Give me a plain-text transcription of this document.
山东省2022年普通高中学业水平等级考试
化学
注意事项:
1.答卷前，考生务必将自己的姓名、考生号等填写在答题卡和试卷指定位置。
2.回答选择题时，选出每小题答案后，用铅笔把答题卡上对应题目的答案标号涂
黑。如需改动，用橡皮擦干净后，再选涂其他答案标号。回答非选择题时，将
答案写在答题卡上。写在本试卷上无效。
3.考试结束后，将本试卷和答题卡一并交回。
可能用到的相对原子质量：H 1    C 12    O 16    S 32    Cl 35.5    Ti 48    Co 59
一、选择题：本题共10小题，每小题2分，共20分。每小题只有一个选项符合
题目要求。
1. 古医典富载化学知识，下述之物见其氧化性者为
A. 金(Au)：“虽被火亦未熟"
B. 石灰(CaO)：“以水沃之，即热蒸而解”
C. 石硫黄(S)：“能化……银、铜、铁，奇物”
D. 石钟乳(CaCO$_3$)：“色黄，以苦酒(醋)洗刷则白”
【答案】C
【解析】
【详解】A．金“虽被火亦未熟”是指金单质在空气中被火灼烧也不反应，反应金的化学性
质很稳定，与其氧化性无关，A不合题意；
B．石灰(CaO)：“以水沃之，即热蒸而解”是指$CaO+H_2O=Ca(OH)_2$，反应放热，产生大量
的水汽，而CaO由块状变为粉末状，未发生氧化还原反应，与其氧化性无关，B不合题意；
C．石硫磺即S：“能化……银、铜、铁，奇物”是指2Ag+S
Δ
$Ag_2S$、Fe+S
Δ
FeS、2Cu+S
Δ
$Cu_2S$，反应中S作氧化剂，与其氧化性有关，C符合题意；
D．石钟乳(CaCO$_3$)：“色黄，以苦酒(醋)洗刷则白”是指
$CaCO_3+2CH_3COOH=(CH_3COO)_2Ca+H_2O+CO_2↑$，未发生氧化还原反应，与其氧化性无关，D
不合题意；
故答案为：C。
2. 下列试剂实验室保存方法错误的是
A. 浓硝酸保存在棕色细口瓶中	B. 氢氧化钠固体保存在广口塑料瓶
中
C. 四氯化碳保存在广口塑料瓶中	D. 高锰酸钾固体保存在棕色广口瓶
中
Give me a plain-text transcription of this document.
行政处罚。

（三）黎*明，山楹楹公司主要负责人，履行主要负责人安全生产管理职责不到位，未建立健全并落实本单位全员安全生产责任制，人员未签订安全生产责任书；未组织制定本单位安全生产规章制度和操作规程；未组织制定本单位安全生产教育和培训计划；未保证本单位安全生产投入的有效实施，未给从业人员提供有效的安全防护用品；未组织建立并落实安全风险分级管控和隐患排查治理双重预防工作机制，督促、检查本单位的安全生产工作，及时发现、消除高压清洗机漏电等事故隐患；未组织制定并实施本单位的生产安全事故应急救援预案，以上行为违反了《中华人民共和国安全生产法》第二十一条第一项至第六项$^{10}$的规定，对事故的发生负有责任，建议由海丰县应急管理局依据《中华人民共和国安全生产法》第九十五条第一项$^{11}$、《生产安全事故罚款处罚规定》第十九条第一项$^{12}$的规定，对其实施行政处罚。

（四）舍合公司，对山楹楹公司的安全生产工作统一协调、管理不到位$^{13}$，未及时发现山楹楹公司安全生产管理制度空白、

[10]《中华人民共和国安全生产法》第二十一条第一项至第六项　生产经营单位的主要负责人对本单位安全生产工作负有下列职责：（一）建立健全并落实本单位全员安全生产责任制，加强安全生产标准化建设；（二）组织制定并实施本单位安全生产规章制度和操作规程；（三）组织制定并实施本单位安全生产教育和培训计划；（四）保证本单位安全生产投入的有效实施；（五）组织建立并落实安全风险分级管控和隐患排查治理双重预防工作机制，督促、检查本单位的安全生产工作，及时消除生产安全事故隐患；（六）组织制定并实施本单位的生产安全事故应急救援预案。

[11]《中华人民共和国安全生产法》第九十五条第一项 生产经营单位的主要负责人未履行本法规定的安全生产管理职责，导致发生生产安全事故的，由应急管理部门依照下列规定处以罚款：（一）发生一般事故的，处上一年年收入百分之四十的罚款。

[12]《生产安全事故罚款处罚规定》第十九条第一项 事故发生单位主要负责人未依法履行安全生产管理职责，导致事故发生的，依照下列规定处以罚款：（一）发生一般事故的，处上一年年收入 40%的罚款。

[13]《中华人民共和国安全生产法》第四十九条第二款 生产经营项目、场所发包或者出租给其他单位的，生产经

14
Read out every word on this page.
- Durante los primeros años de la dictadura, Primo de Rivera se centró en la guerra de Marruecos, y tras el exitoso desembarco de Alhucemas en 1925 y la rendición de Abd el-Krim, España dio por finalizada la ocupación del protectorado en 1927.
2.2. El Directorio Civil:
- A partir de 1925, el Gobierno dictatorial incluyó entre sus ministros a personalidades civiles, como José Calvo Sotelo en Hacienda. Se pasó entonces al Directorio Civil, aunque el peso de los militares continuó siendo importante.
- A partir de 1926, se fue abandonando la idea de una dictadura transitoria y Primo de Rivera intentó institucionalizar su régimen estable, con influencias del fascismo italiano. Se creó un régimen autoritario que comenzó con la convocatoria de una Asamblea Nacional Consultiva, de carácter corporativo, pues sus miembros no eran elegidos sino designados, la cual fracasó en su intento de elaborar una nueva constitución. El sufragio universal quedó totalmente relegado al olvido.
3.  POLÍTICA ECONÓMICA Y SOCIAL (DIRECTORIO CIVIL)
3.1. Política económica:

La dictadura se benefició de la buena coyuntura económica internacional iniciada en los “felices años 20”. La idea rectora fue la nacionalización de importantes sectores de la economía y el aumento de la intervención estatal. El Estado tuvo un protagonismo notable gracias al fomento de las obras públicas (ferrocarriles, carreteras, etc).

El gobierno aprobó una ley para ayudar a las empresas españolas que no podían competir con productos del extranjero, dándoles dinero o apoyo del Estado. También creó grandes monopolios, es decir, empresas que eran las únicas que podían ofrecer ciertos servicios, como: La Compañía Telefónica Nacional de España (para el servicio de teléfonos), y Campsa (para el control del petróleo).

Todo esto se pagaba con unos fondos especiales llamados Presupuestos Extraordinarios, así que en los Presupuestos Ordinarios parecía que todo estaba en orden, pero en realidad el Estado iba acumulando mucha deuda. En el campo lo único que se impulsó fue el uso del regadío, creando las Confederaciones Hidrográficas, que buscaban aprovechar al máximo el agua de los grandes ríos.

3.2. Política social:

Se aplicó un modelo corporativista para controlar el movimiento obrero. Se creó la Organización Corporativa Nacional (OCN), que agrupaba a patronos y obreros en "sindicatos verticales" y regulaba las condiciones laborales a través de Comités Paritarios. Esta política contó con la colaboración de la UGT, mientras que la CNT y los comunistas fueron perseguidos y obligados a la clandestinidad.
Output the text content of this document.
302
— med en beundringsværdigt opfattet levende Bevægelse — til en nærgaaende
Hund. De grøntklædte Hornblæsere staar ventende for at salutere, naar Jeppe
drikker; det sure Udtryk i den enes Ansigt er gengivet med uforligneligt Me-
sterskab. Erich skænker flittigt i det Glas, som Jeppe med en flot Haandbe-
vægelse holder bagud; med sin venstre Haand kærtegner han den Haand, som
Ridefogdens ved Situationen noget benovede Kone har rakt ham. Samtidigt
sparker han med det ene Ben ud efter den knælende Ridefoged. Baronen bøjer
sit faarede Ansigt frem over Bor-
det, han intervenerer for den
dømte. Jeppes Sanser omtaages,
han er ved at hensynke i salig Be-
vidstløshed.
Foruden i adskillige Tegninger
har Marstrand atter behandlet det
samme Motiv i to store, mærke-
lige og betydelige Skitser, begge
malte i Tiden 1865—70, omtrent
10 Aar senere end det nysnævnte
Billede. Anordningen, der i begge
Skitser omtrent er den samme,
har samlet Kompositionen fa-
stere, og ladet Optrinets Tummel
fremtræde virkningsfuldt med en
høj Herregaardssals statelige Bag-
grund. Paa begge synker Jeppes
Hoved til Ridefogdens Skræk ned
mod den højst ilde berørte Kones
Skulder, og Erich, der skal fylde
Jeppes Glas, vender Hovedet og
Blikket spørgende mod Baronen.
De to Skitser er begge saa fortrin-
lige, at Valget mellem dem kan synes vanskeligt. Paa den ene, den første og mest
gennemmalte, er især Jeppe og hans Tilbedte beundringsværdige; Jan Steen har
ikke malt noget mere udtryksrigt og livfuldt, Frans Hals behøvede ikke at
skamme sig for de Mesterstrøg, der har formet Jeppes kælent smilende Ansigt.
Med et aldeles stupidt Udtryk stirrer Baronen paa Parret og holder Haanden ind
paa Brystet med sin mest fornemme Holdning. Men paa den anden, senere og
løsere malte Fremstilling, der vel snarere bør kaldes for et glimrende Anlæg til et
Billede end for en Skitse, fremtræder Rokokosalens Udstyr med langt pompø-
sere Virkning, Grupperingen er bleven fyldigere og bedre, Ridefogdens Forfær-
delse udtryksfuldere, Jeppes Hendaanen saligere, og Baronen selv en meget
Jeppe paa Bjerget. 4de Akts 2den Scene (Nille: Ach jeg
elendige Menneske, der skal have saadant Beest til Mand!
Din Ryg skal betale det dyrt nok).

☆ ☆ ☆ ☆ ☆ ☆ ☆

__WHAT THE TASK ASKS__:
Go through the data and count each line that has the word "samme", then give the total alone.

__SOLUTION TO THE PROBLEM__:
2